• [WHAT YOU NEED TO DO]: Extract the lines that carry the string "etter" from the listing.

• [WORKING DATA]:
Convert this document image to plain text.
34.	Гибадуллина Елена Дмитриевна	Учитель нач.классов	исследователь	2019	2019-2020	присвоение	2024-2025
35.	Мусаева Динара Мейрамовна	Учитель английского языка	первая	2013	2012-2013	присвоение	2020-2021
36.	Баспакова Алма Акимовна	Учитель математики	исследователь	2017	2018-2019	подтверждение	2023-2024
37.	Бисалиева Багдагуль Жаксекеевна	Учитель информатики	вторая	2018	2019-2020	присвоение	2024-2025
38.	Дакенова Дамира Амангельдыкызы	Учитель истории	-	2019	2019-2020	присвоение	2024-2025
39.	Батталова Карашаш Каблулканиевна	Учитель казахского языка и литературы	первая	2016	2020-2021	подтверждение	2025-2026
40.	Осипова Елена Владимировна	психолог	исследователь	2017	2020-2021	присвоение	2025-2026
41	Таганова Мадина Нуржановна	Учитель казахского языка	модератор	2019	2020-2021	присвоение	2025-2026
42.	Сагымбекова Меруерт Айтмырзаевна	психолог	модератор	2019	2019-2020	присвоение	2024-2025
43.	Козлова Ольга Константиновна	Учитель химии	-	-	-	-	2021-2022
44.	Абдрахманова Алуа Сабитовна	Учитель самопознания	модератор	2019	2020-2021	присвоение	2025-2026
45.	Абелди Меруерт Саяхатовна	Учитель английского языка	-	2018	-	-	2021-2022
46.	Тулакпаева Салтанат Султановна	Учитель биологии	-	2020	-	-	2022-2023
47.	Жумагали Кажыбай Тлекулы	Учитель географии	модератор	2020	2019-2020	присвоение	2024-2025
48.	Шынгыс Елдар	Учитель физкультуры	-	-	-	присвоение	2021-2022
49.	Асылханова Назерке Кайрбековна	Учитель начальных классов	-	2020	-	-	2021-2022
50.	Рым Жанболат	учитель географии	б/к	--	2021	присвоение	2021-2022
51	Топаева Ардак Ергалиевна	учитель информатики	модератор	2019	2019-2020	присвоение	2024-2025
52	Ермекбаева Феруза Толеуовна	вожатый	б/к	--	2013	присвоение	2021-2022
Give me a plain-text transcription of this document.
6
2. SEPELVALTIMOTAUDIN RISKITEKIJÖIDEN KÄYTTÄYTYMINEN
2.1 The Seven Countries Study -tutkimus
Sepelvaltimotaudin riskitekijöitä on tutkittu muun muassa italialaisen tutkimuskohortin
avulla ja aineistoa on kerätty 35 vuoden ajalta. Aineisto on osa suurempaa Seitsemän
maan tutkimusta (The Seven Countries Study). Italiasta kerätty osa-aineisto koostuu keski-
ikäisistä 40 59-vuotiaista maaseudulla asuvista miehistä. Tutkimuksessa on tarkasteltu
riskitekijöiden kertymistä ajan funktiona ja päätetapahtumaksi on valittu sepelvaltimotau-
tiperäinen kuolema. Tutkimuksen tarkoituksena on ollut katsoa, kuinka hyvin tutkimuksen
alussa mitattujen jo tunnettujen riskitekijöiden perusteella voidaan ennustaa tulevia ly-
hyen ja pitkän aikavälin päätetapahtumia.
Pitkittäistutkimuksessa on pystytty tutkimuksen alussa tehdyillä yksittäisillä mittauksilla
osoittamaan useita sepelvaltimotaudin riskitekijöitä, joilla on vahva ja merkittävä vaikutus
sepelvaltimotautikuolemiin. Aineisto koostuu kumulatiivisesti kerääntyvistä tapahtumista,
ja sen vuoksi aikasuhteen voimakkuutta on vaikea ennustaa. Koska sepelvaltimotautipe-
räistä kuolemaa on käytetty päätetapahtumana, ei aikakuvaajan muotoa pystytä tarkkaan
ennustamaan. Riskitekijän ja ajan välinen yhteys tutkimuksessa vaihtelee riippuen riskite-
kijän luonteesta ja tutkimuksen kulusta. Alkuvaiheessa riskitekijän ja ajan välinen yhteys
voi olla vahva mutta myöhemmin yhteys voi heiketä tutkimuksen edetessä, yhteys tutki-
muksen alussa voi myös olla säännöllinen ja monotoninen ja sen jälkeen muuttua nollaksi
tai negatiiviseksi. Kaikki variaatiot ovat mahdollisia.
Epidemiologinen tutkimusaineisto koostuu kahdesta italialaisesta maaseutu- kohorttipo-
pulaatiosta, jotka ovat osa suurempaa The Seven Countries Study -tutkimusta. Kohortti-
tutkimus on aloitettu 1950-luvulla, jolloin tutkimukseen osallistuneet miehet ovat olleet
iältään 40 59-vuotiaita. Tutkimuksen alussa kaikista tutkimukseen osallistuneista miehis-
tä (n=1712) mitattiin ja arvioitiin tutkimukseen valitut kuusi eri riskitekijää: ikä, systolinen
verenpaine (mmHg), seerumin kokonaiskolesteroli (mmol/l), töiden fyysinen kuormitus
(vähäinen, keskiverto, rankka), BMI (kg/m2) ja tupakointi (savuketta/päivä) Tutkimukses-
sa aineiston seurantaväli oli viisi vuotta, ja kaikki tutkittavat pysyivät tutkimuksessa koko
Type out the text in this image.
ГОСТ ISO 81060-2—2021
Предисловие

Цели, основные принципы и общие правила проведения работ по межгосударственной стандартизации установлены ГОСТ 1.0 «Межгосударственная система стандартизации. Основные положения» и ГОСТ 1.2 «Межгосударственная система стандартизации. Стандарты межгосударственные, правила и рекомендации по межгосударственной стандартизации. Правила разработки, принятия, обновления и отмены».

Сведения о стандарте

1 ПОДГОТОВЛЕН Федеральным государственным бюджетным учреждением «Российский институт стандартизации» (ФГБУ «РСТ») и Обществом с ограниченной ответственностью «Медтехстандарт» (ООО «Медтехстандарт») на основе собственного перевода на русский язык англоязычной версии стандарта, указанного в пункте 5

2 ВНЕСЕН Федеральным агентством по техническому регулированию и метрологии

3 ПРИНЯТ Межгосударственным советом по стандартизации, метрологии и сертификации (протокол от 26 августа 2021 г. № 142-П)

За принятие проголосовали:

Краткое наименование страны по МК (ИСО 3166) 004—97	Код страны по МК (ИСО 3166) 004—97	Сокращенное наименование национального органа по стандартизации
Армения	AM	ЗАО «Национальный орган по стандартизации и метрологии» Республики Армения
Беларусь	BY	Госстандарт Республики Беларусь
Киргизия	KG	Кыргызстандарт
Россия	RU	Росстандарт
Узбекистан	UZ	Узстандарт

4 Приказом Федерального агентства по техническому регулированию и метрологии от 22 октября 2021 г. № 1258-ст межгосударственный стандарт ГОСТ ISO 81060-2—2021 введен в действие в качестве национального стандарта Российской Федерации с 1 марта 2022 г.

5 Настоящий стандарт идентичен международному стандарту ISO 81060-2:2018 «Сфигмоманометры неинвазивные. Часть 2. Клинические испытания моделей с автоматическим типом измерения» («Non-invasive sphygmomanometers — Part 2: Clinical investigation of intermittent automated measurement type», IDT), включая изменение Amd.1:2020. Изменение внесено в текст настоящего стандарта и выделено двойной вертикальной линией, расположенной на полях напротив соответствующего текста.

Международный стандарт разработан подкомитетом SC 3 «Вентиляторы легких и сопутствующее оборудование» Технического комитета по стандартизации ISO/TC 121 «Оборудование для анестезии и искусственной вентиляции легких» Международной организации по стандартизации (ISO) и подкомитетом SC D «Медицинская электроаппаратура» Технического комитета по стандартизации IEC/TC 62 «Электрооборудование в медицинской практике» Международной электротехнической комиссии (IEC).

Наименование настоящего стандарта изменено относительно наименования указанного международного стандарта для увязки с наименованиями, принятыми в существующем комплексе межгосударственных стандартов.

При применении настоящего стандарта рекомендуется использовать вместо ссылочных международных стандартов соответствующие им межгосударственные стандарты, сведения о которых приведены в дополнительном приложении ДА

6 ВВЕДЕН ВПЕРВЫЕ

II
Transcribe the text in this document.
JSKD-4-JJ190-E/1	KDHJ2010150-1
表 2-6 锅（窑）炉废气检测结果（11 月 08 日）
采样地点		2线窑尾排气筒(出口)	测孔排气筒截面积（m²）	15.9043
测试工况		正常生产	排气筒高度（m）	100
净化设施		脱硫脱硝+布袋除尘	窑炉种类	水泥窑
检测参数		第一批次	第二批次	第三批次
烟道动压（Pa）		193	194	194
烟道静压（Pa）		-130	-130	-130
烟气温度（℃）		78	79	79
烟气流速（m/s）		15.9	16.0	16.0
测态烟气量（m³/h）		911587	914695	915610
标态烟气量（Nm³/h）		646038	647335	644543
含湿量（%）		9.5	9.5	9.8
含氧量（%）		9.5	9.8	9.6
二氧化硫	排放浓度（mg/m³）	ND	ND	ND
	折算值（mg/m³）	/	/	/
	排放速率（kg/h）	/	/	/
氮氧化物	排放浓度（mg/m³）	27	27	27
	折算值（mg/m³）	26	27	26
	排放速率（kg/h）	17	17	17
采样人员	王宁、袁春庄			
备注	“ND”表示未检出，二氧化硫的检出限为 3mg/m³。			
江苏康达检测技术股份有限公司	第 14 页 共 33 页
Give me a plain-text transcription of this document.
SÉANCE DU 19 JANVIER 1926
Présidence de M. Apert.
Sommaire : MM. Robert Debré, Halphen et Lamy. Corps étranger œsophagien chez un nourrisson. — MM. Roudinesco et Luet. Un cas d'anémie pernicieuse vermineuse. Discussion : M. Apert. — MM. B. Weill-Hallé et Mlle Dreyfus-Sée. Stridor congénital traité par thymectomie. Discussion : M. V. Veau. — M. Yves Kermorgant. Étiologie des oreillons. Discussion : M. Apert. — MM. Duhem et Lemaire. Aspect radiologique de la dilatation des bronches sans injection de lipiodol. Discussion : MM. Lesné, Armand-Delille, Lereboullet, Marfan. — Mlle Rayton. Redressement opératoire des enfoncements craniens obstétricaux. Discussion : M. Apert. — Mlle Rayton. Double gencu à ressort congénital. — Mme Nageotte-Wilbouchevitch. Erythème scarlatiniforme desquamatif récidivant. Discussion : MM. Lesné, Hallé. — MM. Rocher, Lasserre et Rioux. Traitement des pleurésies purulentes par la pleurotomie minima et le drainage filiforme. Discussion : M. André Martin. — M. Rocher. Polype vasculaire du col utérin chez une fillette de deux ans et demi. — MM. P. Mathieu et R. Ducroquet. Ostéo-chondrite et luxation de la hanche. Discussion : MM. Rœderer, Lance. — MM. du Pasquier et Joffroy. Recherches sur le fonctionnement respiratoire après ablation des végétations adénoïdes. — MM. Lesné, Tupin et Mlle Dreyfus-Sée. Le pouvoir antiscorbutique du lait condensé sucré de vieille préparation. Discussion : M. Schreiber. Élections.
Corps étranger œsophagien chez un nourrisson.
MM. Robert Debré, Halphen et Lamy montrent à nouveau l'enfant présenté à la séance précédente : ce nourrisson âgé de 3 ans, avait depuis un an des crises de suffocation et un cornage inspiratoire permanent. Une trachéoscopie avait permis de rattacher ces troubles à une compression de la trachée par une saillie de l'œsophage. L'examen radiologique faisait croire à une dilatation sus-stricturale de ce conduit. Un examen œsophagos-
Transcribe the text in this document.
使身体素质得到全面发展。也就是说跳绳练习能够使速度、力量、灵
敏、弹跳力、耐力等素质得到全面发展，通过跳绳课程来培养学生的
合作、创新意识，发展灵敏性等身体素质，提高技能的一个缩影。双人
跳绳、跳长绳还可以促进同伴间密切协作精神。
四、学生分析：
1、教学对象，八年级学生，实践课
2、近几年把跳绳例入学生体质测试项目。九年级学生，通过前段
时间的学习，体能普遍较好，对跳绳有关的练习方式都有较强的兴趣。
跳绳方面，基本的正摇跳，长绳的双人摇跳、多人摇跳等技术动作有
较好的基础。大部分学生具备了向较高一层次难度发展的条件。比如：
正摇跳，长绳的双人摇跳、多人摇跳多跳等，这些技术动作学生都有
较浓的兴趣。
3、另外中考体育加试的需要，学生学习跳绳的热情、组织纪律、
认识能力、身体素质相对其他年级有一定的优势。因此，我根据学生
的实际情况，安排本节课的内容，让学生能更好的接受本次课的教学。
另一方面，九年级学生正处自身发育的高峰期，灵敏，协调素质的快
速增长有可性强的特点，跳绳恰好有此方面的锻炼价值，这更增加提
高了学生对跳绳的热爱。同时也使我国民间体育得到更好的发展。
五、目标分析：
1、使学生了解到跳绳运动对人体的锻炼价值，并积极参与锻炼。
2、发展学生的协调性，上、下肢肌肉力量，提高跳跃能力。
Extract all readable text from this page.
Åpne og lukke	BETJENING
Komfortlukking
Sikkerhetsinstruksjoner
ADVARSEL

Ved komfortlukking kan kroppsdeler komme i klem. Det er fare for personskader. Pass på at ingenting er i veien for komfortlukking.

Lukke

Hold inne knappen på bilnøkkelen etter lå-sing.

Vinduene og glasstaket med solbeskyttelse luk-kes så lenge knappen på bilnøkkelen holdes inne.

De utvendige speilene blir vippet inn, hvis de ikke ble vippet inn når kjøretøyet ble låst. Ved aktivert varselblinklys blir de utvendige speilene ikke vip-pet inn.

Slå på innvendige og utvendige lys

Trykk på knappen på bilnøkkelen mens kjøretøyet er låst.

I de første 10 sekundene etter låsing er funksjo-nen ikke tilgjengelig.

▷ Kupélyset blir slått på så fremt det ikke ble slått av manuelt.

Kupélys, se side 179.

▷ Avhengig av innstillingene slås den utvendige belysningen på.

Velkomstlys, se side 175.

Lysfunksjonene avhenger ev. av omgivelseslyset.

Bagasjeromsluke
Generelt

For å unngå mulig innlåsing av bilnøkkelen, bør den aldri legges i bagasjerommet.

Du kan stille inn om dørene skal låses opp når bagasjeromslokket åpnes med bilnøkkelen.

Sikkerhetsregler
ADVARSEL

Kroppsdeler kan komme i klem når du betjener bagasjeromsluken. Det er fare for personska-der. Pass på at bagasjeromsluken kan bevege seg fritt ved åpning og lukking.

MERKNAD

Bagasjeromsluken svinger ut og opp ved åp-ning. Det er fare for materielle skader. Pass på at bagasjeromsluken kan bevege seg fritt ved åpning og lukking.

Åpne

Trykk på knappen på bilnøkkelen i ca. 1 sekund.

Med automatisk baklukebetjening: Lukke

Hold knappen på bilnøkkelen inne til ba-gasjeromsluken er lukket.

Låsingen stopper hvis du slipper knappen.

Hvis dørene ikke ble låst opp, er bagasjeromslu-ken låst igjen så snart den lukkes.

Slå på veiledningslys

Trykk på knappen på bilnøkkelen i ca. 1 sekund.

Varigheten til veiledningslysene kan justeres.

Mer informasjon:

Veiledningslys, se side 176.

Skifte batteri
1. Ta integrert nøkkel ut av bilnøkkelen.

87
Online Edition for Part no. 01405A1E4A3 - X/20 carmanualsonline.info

• [WRITTEN REPLY]:
Hold inne knappen på bilnøkkelen etter lå-sing.
I de første 10 sekundene etter låsing er funksjo-nen ikke tilgjengelig.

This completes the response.